» **GIVEN REQUEST**
Pick out every line holding the string "Before" and copy it.

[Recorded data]
※ ※ ※
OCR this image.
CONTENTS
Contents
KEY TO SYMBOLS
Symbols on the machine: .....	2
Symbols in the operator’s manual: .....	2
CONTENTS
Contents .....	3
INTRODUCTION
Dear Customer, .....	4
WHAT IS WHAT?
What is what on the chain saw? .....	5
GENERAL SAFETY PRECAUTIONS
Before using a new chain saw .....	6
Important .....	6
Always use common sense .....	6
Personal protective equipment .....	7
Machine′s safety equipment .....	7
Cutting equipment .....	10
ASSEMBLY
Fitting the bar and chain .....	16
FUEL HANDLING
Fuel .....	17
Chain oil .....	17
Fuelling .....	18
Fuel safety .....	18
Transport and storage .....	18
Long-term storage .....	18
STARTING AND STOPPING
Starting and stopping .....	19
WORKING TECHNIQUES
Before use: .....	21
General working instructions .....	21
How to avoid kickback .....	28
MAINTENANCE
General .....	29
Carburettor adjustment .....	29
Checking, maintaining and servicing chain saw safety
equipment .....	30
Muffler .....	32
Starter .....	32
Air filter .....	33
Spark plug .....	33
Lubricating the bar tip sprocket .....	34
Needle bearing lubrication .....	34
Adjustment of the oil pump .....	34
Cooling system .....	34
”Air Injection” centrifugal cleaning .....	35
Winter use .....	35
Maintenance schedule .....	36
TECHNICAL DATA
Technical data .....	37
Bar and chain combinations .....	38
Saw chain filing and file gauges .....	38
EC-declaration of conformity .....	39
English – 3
※ ※ ※
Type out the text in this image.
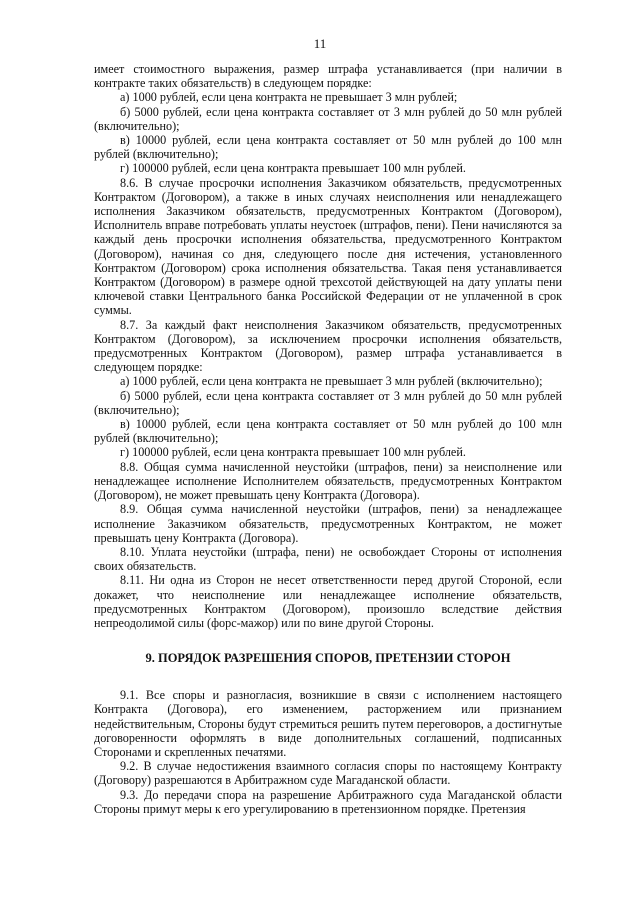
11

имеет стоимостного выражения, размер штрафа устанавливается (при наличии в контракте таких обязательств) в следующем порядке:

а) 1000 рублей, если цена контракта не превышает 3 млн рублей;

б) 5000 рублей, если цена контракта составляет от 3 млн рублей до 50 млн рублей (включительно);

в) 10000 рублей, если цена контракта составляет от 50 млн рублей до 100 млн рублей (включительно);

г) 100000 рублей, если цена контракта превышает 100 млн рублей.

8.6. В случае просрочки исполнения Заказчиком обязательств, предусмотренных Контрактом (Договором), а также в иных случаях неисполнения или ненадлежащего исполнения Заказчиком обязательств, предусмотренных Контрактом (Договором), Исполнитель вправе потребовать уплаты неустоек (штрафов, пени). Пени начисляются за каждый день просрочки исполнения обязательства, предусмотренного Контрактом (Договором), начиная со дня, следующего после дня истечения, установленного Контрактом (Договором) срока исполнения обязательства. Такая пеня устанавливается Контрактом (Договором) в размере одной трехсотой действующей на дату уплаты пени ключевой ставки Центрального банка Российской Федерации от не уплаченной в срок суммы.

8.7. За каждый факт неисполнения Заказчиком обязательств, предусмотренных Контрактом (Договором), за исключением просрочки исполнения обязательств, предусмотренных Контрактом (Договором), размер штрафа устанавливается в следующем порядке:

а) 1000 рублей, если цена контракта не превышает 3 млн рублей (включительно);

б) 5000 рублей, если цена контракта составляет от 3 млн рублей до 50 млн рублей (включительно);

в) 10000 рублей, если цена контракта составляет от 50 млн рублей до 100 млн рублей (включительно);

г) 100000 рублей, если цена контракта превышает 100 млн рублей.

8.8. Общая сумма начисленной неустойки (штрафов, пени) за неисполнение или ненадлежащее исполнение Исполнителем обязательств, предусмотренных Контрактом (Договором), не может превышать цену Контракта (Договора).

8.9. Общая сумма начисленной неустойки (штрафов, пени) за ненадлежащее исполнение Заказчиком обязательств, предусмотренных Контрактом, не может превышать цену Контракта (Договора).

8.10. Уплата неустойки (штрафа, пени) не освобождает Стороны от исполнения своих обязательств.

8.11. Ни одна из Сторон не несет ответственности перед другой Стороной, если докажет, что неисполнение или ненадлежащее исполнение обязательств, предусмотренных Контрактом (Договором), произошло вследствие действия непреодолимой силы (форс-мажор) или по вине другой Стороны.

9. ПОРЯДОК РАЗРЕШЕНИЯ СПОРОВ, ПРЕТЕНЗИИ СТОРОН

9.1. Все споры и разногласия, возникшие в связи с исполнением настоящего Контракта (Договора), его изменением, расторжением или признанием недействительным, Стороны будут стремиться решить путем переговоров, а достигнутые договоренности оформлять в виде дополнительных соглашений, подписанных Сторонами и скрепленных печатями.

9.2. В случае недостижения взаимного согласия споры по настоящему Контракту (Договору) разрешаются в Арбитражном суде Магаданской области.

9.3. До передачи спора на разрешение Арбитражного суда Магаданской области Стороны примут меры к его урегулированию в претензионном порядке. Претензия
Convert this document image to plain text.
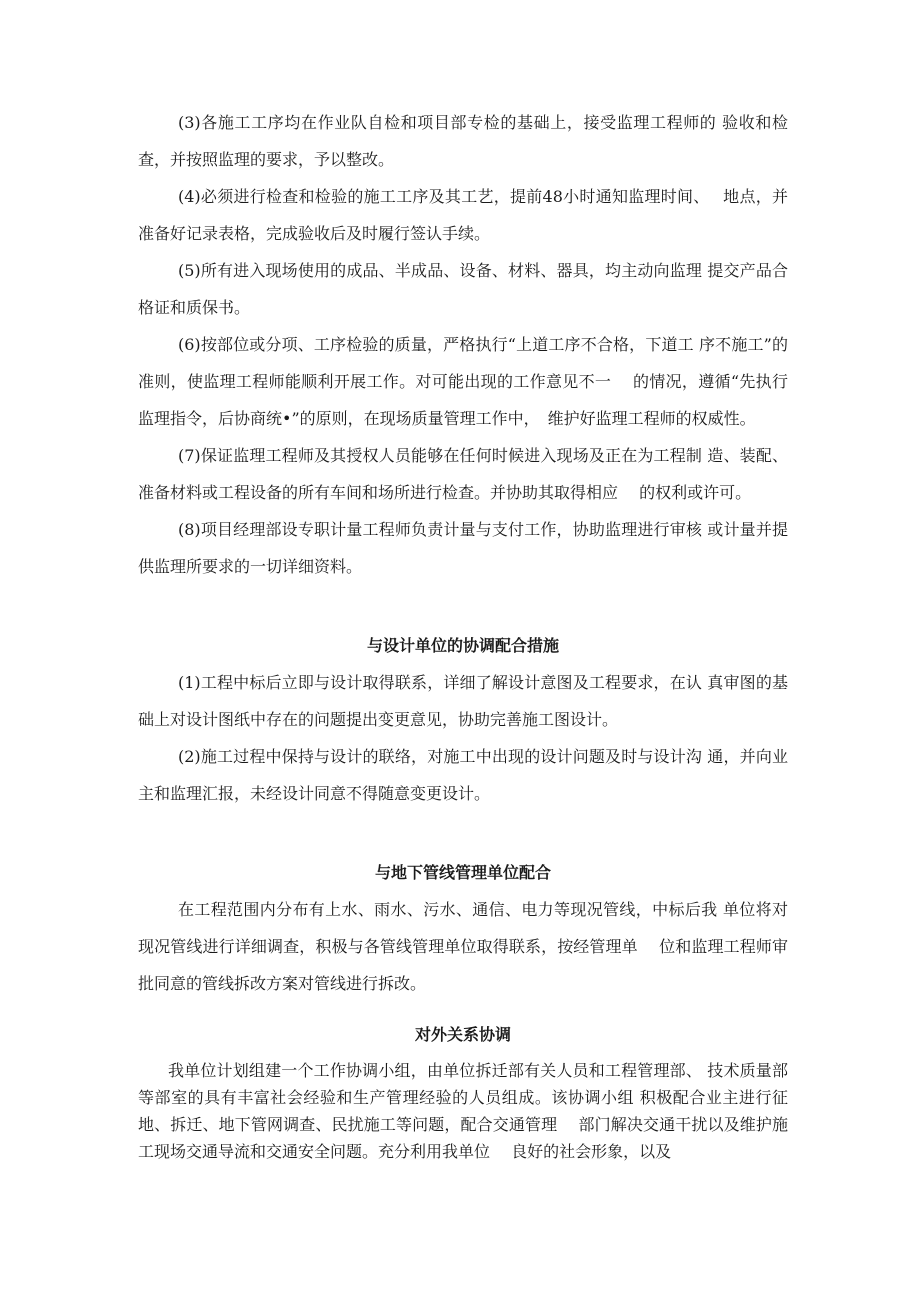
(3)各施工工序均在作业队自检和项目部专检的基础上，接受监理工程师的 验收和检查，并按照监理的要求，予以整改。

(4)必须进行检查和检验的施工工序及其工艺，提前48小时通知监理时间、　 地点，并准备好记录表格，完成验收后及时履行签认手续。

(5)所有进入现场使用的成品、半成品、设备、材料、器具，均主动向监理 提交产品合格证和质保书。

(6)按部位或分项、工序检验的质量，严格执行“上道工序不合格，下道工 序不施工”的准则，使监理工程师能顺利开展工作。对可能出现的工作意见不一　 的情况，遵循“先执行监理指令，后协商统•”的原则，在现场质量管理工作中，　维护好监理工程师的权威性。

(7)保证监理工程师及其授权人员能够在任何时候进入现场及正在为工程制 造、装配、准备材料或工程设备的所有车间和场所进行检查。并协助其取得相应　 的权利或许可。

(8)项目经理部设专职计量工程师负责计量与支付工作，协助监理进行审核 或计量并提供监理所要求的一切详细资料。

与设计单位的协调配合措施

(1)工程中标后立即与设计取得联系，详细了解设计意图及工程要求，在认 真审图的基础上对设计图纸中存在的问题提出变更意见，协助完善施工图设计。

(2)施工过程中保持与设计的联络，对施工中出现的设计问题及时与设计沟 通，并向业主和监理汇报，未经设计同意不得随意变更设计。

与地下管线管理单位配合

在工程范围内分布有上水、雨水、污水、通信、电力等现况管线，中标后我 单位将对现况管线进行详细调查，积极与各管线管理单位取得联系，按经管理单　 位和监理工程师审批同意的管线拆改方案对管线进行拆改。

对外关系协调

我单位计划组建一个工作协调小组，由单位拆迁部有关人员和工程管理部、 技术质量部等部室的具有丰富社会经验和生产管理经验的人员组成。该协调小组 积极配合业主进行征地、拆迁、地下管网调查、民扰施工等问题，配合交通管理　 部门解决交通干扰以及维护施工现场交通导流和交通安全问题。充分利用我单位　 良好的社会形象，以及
※ ※ ※
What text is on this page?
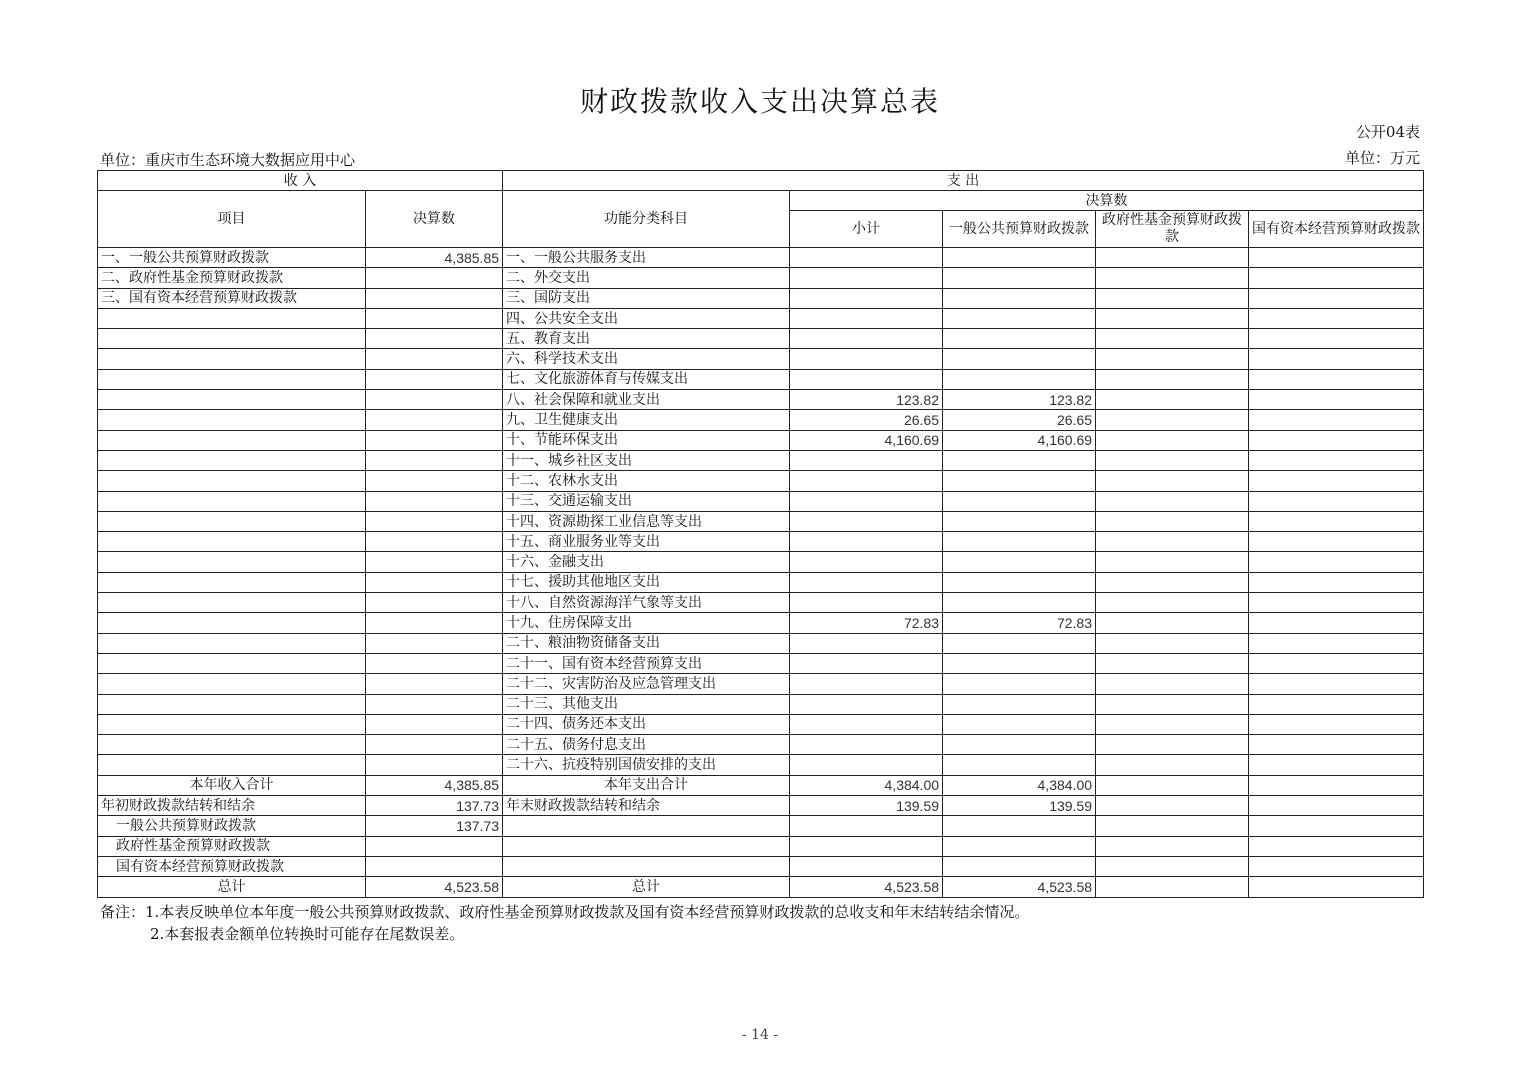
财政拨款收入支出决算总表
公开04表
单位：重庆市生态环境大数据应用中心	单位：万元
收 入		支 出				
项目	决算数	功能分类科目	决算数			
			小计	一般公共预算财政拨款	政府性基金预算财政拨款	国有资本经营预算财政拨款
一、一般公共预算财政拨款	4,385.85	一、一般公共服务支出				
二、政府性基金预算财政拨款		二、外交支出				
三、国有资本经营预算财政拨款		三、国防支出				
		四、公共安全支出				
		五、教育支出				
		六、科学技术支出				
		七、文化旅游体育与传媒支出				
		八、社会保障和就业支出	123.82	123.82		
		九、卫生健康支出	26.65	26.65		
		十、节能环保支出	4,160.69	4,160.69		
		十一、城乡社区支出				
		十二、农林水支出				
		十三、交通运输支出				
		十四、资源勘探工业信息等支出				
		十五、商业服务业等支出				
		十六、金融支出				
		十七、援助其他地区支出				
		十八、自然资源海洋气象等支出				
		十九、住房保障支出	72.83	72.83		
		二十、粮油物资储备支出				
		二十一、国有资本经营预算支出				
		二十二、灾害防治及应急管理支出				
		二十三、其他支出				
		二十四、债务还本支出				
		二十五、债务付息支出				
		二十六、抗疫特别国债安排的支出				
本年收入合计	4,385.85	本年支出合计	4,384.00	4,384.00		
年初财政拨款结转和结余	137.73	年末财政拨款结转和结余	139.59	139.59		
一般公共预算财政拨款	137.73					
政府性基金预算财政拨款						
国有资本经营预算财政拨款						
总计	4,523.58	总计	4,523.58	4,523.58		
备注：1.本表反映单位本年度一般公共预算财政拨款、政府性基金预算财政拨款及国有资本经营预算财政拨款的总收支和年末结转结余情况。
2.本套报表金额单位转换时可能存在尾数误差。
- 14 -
※ ※ ※
» **CORRECT ANSWER**
Before using a new chain saw .....	6
Before use: .....	21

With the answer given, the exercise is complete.